### [WHAT TO PRODUCE]
Where a line holds "Italia", copy it.

[Stored records]
— Begin —

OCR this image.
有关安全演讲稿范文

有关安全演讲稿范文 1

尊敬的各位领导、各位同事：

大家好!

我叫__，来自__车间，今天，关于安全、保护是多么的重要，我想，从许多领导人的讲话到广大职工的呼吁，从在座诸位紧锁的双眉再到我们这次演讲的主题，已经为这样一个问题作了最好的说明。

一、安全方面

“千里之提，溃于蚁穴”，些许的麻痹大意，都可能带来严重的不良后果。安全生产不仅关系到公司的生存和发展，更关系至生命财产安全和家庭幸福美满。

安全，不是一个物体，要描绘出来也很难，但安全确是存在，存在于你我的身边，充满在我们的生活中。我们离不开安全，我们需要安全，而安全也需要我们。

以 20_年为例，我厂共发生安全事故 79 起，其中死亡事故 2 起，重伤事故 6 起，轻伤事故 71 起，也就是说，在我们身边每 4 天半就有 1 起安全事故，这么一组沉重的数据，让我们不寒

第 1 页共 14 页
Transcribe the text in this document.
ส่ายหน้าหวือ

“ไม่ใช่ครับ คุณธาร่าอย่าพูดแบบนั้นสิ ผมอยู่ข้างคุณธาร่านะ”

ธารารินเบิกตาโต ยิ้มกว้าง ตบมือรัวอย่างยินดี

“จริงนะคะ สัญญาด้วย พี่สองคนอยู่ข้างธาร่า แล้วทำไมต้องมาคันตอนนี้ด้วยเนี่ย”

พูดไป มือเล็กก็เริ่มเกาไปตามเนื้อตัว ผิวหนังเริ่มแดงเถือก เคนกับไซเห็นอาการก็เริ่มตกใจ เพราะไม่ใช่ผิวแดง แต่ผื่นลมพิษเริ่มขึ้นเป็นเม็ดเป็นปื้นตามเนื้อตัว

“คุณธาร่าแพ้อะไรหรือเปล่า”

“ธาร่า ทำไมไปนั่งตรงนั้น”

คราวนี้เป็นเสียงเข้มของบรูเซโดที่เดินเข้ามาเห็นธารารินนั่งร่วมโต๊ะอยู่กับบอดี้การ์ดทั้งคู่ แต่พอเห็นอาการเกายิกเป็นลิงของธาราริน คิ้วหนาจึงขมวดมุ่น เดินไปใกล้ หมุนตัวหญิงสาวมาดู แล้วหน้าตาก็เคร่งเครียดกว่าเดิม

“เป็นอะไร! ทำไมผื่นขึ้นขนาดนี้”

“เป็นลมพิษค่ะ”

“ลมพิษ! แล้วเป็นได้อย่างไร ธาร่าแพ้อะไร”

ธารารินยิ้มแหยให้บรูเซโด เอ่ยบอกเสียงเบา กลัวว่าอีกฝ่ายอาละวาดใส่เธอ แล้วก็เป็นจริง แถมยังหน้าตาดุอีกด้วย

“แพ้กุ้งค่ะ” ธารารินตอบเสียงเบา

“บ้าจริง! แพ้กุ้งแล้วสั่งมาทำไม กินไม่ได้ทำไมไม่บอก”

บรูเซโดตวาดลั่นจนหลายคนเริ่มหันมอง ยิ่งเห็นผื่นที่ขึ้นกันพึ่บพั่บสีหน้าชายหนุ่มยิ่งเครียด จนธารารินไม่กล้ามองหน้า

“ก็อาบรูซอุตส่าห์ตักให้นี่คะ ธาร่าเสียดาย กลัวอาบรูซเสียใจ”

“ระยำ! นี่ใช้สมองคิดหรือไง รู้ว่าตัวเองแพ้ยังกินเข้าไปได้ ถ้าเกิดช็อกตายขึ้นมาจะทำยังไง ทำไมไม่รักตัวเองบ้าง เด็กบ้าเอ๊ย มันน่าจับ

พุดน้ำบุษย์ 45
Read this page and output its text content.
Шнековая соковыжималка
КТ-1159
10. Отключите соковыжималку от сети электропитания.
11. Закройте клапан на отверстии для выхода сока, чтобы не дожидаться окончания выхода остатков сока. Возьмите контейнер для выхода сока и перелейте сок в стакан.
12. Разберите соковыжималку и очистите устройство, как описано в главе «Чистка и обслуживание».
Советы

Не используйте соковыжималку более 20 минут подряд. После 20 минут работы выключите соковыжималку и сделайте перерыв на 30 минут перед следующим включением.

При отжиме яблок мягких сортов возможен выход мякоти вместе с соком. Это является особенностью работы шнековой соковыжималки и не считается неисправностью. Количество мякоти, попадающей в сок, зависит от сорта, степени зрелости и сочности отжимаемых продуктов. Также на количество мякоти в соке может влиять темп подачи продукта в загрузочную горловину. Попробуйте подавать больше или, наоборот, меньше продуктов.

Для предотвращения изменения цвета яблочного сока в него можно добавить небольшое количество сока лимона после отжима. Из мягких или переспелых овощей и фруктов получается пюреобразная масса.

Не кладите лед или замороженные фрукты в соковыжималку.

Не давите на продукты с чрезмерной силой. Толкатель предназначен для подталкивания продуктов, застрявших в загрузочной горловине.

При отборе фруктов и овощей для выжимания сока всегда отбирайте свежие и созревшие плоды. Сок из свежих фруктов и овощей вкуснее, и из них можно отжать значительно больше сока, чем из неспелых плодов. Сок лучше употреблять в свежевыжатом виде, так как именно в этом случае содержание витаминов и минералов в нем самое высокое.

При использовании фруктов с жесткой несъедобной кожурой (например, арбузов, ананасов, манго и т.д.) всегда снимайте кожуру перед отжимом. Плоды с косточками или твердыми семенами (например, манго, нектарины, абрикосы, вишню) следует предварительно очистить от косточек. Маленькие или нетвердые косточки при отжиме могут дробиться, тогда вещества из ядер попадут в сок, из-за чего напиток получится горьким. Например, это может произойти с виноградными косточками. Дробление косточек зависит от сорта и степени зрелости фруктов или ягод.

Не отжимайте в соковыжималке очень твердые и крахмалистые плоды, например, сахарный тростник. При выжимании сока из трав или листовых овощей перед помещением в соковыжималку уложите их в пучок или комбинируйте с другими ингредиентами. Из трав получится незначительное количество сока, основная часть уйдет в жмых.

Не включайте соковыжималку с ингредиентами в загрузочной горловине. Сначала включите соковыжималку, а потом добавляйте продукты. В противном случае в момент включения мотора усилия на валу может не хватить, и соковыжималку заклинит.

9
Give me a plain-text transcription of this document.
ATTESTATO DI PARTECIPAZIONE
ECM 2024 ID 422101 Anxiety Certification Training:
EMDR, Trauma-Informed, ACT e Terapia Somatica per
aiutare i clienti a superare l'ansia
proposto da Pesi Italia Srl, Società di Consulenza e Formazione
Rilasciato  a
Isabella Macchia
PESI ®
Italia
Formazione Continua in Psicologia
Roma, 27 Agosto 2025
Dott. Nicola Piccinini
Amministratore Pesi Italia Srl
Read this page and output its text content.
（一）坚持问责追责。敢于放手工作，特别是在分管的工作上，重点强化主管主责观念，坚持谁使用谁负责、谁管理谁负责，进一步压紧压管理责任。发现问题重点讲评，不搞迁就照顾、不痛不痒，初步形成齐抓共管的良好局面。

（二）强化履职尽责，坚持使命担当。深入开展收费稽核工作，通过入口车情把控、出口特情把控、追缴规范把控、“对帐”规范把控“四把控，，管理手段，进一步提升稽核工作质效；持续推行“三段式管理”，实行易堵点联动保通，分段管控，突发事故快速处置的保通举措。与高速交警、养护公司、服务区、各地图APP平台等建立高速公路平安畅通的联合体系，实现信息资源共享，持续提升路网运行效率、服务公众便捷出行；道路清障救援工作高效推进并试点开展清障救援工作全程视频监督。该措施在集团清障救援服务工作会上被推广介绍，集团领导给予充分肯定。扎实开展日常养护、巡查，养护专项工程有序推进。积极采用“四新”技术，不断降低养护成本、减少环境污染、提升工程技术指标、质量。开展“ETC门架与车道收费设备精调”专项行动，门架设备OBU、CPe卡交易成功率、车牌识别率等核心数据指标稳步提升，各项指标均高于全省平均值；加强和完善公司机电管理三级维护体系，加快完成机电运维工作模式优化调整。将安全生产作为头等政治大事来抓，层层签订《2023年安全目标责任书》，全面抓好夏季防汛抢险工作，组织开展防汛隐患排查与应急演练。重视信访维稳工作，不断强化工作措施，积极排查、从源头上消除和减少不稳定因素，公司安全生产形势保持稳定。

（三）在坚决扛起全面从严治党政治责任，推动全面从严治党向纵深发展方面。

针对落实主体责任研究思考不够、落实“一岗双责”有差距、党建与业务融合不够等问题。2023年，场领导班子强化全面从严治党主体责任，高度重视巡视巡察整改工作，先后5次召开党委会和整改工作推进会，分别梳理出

— End —

### [OUTPUT OF THE TASK]
proposto da Pesi Italia Srl, Società di Consulenza e Formazione
Italia
Amministratore Pesi Italia Srl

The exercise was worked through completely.